>>>>

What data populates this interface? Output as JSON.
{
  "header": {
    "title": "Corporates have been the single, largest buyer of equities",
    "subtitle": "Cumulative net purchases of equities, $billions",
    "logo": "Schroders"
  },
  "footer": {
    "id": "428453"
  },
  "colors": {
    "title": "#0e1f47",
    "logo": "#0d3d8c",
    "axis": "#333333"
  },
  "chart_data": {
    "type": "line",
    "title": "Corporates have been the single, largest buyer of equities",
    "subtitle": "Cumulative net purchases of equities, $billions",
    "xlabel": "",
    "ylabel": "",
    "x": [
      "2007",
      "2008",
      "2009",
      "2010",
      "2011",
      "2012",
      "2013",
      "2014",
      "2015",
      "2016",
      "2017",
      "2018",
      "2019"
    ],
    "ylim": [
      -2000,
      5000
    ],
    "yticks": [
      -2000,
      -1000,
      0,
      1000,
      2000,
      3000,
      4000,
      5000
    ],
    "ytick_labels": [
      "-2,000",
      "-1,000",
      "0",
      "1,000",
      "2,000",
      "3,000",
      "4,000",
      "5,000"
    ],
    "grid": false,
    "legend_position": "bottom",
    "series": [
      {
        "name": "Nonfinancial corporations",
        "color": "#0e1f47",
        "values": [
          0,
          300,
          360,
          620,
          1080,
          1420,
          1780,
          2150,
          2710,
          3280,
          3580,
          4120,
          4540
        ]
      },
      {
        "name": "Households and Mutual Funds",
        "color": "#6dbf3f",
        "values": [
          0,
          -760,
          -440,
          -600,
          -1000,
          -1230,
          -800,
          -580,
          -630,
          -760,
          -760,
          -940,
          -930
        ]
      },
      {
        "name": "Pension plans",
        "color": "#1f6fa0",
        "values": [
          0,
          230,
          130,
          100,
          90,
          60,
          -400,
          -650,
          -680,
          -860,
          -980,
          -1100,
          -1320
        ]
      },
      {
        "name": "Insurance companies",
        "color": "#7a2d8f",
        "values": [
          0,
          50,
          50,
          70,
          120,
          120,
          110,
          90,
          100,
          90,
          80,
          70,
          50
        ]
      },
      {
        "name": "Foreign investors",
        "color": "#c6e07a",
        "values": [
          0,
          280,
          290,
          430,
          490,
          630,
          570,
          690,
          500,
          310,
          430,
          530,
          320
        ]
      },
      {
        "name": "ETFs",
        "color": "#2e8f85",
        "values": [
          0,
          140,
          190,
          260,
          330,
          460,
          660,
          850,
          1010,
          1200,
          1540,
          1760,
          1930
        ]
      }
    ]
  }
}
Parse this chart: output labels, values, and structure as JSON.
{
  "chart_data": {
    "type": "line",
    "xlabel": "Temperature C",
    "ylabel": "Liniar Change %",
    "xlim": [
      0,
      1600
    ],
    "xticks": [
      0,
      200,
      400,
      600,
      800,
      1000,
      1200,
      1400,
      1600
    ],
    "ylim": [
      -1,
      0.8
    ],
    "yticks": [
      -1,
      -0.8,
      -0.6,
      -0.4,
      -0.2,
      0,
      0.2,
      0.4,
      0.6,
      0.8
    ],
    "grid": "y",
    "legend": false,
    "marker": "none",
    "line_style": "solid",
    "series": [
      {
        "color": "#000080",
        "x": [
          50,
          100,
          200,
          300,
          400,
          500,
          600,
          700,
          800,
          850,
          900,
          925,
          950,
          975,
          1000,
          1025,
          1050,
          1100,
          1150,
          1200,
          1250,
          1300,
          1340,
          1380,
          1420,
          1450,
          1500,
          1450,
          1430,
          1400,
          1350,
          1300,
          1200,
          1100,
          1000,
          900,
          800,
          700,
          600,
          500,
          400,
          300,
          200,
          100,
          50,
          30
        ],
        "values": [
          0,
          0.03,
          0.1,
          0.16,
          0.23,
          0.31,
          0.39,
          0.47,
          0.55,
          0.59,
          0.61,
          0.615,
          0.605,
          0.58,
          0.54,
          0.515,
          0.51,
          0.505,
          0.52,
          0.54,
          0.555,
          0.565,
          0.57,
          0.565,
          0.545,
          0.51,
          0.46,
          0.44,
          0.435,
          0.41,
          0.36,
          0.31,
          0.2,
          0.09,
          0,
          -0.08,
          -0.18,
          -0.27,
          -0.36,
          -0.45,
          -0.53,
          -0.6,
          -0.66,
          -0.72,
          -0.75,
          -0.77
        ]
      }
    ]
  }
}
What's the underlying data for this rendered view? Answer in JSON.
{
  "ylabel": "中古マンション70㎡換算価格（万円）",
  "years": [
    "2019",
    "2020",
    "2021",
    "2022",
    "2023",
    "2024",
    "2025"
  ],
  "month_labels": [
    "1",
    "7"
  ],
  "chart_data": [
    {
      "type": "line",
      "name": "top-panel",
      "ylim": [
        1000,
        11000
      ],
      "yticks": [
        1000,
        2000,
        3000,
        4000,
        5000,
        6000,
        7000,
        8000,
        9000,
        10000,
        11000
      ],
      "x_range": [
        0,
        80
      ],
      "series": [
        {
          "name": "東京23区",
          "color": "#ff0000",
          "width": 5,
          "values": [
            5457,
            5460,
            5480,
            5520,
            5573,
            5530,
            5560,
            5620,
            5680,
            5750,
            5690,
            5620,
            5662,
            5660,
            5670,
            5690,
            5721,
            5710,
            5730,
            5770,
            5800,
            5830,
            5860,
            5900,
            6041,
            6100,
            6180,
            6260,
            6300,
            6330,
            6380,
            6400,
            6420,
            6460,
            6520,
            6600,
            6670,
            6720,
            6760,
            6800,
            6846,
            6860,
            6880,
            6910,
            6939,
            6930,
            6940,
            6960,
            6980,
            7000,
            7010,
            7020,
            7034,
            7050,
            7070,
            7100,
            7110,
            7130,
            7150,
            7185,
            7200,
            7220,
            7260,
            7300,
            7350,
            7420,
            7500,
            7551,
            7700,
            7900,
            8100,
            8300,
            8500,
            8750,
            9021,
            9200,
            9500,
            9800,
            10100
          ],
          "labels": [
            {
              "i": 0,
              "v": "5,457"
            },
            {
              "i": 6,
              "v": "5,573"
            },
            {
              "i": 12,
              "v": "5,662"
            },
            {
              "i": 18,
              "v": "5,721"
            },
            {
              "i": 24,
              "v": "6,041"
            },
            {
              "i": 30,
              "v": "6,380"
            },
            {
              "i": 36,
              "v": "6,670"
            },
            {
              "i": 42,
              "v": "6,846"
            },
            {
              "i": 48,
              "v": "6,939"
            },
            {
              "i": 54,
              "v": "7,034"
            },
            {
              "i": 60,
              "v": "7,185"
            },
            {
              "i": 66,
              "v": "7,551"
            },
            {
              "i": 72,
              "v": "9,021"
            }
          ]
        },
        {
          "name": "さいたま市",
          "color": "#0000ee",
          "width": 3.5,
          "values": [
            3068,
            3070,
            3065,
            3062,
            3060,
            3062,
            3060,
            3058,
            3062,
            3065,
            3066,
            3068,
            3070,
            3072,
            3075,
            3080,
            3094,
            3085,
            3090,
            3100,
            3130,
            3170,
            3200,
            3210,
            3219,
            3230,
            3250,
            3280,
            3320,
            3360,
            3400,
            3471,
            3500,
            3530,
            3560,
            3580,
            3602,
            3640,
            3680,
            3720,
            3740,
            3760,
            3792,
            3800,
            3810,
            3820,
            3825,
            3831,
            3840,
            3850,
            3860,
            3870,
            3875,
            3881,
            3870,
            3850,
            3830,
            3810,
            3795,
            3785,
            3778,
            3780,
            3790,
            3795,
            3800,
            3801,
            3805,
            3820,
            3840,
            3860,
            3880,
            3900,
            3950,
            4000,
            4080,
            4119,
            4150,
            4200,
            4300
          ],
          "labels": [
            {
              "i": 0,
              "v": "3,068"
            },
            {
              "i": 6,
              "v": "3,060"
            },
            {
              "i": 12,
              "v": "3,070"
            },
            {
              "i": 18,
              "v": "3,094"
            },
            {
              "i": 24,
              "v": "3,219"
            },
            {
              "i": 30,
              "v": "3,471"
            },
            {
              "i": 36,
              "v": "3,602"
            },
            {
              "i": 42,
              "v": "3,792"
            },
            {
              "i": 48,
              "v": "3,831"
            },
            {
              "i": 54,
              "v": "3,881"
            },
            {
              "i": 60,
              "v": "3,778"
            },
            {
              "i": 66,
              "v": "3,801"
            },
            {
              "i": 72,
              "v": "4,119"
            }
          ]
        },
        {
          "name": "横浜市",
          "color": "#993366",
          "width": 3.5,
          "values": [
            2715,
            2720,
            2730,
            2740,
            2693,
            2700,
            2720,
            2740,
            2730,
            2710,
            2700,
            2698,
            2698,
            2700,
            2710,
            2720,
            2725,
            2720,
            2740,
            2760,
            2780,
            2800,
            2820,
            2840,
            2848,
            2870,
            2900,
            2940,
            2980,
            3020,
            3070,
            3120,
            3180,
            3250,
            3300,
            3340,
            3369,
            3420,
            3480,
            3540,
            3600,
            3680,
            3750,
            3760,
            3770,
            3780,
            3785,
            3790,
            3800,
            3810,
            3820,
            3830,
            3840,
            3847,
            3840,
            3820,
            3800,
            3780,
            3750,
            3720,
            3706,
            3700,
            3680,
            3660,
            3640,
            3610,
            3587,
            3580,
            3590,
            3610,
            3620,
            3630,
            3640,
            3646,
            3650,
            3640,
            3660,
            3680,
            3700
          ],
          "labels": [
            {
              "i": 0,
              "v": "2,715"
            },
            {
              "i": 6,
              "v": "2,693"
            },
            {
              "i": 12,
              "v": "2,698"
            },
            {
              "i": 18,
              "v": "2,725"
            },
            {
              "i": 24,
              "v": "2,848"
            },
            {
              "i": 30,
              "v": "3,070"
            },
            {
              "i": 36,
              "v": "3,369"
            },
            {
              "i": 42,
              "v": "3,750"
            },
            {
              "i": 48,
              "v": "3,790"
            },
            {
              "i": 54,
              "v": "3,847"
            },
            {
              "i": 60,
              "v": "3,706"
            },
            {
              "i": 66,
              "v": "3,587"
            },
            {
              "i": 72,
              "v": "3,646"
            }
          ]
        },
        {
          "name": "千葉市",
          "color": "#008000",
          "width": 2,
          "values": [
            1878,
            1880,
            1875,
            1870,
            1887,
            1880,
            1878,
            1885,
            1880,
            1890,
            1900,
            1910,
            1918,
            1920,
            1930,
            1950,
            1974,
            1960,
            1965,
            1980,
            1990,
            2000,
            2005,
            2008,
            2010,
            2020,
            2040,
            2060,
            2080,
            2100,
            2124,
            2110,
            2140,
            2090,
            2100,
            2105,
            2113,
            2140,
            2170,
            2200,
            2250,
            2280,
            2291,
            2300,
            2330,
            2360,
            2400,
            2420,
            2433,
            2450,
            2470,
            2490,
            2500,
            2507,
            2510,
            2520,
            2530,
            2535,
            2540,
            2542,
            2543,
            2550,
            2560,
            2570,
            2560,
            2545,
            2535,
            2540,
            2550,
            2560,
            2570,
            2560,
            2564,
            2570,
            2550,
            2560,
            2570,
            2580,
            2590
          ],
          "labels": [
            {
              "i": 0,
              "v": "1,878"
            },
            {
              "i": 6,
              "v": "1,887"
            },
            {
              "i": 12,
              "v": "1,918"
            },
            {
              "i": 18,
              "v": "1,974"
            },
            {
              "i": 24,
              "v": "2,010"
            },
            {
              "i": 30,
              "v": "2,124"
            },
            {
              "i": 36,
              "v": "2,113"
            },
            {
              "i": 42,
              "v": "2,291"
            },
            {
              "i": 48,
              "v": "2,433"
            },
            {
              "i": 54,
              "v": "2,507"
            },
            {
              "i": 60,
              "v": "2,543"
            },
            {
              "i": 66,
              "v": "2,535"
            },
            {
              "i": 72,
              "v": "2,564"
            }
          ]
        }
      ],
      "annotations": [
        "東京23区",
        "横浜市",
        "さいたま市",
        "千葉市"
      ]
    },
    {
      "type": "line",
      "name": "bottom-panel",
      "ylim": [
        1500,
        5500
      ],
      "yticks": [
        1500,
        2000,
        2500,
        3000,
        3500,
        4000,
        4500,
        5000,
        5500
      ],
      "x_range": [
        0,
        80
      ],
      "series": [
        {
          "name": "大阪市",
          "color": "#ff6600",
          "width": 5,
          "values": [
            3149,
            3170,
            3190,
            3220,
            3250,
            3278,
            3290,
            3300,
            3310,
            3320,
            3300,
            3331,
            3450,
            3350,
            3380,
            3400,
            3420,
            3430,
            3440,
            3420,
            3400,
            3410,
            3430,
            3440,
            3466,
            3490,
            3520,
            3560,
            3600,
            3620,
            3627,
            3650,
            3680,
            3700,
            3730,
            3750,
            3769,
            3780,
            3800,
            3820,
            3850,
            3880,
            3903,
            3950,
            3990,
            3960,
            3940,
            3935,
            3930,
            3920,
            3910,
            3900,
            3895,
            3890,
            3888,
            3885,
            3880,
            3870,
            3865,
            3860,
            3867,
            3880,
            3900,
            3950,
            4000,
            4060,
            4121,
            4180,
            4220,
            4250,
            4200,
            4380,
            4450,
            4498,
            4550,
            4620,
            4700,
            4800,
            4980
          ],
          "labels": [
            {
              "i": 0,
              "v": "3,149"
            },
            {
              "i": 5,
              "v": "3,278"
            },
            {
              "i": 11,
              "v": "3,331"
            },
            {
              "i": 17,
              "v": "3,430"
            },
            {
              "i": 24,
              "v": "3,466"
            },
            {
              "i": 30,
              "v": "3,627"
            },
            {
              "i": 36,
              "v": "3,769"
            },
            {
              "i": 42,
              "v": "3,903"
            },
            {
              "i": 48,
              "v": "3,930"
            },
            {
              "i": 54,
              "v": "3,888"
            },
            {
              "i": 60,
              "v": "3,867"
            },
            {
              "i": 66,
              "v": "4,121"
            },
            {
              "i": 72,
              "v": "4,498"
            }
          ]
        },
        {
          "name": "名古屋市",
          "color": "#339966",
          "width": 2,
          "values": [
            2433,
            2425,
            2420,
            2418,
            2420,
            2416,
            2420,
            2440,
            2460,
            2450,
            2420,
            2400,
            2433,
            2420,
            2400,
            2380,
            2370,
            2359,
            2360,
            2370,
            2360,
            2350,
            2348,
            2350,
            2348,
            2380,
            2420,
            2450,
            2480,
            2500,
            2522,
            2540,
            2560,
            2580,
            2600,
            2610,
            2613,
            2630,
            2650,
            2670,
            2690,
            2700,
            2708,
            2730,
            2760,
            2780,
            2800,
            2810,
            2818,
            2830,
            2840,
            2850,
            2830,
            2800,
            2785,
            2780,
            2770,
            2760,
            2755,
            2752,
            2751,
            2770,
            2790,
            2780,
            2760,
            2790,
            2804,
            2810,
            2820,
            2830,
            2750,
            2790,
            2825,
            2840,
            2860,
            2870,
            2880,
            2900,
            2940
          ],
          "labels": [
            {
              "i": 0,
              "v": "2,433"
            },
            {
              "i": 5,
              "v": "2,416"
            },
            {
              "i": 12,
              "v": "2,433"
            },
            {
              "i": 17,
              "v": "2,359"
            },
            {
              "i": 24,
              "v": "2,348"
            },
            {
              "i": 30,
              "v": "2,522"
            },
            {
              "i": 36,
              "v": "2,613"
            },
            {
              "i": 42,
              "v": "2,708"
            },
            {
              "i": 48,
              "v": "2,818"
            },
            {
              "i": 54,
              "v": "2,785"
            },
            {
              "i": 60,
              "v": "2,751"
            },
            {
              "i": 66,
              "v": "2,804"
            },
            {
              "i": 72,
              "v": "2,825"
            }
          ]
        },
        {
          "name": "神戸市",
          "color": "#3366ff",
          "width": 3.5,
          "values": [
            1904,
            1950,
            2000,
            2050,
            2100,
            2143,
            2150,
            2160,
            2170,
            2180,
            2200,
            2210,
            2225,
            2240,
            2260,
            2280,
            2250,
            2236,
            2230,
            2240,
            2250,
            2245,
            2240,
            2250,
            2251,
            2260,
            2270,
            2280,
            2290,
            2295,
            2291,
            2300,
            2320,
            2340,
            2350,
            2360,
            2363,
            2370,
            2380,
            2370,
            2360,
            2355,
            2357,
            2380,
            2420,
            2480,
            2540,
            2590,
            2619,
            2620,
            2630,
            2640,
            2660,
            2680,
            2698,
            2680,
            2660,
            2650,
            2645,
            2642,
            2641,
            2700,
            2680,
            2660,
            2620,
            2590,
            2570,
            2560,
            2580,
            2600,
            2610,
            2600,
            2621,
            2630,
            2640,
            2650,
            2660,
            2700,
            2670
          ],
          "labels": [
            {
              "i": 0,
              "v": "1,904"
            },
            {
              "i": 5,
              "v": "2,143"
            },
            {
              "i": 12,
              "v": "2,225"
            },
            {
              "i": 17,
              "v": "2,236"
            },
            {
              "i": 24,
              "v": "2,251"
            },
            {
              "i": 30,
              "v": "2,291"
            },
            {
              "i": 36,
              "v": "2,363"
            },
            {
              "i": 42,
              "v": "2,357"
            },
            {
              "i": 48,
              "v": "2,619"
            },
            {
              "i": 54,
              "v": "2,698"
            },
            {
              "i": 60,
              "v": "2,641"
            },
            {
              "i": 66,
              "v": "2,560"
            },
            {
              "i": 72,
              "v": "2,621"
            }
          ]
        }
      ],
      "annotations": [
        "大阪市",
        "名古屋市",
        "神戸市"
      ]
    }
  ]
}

<<<<

*YOUR GOAL*
How many lines in the listing above contain the string "ylabel"? Answer with the number only.

*RESULT BELOW*
3